───── Records to use

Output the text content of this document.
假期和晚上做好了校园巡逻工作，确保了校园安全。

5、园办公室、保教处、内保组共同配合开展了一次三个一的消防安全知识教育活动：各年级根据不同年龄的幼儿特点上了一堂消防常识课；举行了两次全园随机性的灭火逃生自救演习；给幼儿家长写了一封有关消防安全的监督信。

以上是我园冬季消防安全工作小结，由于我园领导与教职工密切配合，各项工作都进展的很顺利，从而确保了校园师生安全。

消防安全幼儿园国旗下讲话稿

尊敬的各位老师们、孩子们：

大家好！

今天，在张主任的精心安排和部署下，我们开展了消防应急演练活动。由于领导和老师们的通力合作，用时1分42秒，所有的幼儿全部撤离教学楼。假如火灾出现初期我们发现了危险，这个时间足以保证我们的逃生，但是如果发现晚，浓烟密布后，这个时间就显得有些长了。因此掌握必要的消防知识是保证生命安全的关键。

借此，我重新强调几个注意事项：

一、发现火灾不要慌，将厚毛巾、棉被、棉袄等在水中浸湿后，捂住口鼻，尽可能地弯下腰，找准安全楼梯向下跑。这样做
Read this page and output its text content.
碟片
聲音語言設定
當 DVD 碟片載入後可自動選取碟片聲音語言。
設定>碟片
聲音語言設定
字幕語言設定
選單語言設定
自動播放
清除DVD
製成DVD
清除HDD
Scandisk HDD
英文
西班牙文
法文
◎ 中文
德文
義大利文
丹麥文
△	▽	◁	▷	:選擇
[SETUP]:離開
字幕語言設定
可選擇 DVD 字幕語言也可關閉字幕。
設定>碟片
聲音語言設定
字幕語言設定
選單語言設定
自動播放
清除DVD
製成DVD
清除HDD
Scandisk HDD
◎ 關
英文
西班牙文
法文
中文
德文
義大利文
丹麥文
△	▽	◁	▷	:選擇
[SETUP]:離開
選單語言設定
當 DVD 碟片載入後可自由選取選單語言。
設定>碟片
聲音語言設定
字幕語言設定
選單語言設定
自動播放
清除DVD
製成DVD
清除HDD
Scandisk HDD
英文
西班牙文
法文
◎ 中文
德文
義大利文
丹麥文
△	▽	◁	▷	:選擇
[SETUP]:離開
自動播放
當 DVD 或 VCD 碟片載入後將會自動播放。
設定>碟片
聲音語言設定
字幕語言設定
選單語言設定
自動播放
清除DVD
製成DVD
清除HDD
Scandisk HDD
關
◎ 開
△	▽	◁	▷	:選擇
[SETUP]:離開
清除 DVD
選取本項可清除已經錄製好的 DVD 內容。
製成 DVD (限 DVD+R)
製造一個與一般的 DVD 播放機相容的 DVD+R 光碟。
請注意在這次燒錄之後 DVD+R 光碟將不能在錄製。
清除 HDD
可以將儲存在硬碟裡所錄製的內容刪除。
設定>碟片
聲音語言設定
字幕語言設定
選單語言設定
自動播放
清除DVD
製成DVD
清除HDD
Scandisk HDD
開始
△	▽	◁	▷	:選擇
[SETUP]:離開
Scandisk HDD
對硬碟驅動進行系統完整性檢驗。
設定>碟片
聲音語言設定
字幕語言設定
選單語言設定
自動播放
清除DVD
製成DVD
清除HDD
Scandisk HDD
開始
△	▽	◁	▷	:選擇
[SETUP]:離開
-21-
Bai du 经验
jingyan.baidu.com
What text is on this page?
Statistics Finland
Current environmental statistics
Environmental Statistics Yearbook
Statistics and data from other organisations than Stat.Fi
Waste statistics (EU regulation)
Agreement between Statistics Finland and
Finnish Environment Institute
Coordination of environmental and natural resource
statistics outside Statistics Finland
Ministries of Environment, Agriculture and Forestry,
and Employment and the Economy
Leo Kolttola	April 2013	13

──────────

Request: Go through the records and print each one exactly.

Exercise answer:
Output the text content of this document.
假期和晚上做好了校园巡逻工作，确保了校园安全。

5、园办公室、保教处、内保组共同配合开展了一次三个一的消防安全知识教育活动：各年级根据不同年龄的幼儿特点上了一堂消防常识课；举行了两次全园随机性的灭火逃生自救演习；给幼儿家长写了一封有关消防安全的监督信。

以上是我园冬季消防安全工作小结，由于我园领导与教职工密切配合，各项工作都进展的很顺利，从而确保了校园师生安全。

消防安全幼儿园国旗下讲话稿

尊敬的各位老师们、孩子们：

大家好！

今天，在张主任的精心安排和部署下，我们开展了消防应急演练活动。由于领导和老师们的通力合作，用时1分42秒，所有的幼儿全部撤离教学楼。假如火灾出现初期我们发现了危险，这个时间足以保证我们的逃生，但是如果发现晚，浓烟密布后，这个时间就显得有些长了。因此掌握必要的消防知识是保证生命安全的关键。

借此，我重新强调几个注意事项：

一、发现火灾不要慌，将厚毛巾、棉被、棉袄等在水中浸湿后，捂住口鼻，尽可能地弯下腰，找准安全楼梯向下跑。这样做
Read this page and output its text content.
碟片
聲音語言設定
當 DVD 碟片載入後可自動選取碟片聲音語言。
設定>碟片
聲音語言設定
字幕語言設定
選單語言設定
自動播放
清除DVD
製成DVD
清除HDD
Scandisk HDD
英文
西班牙文
法文
◎ 中文
德文
義大利文
丹麥文
△	▽	◁	▷	:選擇
[SETUP]:離開
字幕語言設定
可選擇 DVD 字幕語言也可關閉字幕。
設定>碟片
聲音語言設定
字幕語言設定
選單語言設定
自動播放
清除DVD
製成DVD
清除HDD
Scandisk HDD
◎ 關
英文
西班牙文
法文
中文
德文
義大利文
丹麥文
△	▽	◁	▷	:選擇
[SETUP]:離開
選單語言設定
當 DVD 碟片載入後可自由選取選單語言。
設定>碟片
聲音語言設定
字幕語言設定
選單語言設定
自動播放
清除DVD
製成DVD
清除HDD
Scandisk HDD
英文
西班牙文
法文
◎ 中文
德文
義大利文
丹麥文
△	▽	◁	▷	:選擇
[SETUP]:離開
自動播放
當 DVD 或 VCD 碟片載入後將會自動播放。
設定>碟片
聲音語言設定
字幕語言設定
選單語言設定
自動播放
清除DVD
製成DVD
清除HDD
Scandisk HDD
關
◎ 開
△	▽	◁	▷	:選擇
[SETUP]:離開
清除 DVD
選取本項可清除已經錄製好的 DVD 內容。
製成 DVD (限 DVD+R)
製造一個與一般的 DVD 播放機相容的 DVD+R 光碟。
請注意在這次燒錄之後 DVD+R 光碟將不能在錄製。
清除 HDD
可以將儲存在硬碟裡所錄製的內容刪除。
設定>碟片
聲音語言設定
字幕語言設定
選單語言設定
自動播放
清除DVD
製成DVD
清除HDD
Scandisk HDD
開始
△	▽	◁	▷	:選擇
[SETUP]:離開
Scandisk HDD
對硬碟驅動進行系統完整性檢驗。
設定>碟片
聲音語言設定
字幕語言設定
選單語言設定
自動播放
清除DVD
製成DVD
清除HDD
Scandisk HDD
開始
△	▽	◁	▷	:選擇
[SETUP]:離開
-21-
Bai du 经验
jingyan.baidu.com
What text is on this page?
Statistics Finland
Current environmental statistics
Environmental Statistics Yearbook
Statistics and data from other organisations than Stat.Fi
Waste statistics (EU regulation)
Agreement between Statistics Finland and
Finnish Environment Institute
Coordination of environmental and natural resource
statistics outside Statistics Finland
Ministries of Environment, Agriculture and Forestry,
and Employment and the Economy
Leo Kolttola	April 2013	13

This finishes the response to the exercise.